▸ **REQUIREMENTS**: Pull each line holding "recommended" out of the entries below.
START RECORD LIST
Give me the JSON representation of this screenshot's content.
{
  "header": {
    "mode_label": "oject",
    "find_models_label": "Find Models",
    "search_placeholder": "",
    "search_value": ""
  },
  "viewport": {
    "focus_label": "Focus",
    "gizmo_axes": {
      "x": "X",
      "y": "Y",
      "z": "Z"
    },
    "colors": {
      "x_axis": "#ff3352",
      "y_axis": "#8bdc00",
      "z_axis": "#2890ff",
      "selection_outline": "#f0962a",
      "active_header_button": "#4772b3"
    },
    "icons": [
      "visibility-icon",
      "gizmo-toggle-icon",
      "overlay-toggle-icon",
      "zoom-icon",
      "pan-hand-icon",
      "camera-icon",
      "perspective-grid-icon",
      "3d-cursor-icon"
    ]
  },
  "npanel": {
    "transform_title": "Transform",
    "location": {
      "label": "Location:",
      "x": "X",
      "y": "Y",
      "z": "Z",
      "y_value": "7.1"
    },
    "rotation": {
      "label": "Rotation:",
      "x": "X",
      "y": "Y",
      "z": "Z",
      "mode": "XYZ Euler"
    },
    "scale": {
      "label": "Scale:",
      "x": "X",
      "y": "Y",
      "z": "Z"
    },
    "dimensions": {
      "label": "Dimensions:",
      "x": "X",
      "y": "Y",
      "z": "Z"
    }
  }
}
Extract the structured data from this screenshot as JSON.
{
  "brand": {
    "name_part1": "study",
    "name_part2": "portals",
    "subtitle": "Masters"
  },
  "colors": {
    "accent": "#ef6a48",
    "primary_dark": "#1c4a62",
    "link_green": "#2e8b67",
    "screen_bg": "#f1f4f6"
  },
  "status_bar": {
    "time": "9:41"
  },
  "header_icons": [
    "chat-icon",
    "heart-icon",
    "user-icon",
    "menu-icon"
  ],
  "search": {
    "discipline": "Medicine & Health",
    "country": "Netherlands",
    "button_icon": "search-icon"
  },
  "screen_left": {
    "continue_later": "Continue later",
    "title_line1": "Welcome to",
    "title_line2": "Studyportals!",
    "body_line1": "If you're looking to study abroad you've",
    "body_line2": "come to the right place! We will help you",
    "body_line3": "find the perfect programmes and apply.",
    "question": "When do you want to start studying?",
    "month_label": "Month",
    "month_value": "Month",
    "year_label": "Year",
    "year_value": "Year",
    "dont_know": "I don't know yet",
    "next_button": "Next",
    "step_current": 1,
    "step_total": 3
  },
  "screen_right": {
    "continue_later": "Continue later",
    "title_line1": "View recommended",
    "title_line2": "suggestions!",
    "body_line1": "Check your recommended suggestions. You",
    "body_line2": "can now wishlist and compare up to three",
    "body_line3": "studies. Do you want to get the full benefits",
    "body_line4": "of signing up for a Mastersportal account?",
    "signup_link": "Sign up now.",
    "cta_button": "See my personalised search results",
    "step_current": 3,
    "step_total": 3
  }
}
END RECORD LIST
▸ **EXERCISE SOLUTION**:
    "title_line1": "View recommended",
    "body_line1": "Check your recommended suggestions. You",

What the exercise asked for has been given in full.